◆ **Directions for this task**
Print all of the data exactly as written.

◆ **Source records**
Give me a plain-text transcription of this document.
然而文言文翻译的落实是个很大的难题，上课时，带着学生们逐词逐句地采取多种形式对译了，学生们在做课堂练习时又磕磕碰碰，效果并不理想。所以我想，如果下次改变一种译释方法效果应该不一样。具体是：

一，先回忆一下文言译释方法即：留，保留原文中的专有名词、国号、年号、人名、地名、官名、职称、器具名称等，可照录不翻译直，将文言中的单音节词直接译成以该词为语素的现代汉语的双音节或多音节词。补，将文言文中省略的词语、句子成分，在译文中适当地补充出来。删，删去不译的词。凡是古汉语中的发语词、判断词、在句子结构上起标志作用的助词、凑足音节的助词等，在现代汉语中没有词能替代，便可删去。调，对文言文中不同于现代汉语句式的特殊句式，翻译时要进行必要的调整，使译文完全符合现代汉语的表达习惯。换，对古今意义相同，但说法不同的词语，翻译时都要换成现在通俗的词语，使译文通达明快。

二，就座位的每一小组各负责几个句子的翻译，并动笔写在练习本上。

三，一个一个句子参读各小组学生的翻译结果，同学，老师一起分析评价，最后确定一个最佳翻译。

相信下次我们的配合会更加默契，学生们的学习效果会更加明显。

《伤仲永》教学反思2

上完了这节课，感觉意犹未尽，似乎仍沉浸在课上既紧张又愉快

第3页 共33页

◆ **Exercise response**
Give me a plain-text transcription of this document.
然而文言文翻译的落实是个很大的难题，上课时，带着学生们逐词逐句地采取多种形式对译了，学生们在做课堂练习时又磕磕碰碰，效果并不理想。所以我想，如果下次改变一种译释方法效果应该不一样。具体是：

一，先回忆一下文言译释方法即：留，保留原文中的专有名词、国号、年号、人名、地名、官名、职称、器具名称等，可照录不翻译直，将文言中的单音节词直接译成以该词为语素的现代汉语的双音节或多音节词。补，将文言文中省略的词语、句子成分，在译文中适当地补充出来。删，删去不译的词。凡是古汉语中的发语词、判断词、在句子结构上起标志作用的助词、凑足音节的助词等，在现代汉语中没有词能替代，便可删去。调，对文言文中不同于现代汉语句式的特殊句式，翻译时要进行必要的调整，使译文完全符合现代汉语的表达习惯。换，对古今意义相同，但说法不同的词语，翻译时都要换成现在通俗的词语，使译文通达明快。

二，就座位的每一小组各负责几个句子的翻译，并动笔写在练习本上。

三，一个一个句子参读各小组学生的翻译结果，同学，老师一起分析评价，最后确定一个最佳翻译。

相信下次我们的配合会更加默契，学生们的学习效果会更加明显。

《伤仲永》教学反思2

上完了这节课，感觉意犹未尽，似乎仍沉浸在课上既紧张又愉快

第3页 共33页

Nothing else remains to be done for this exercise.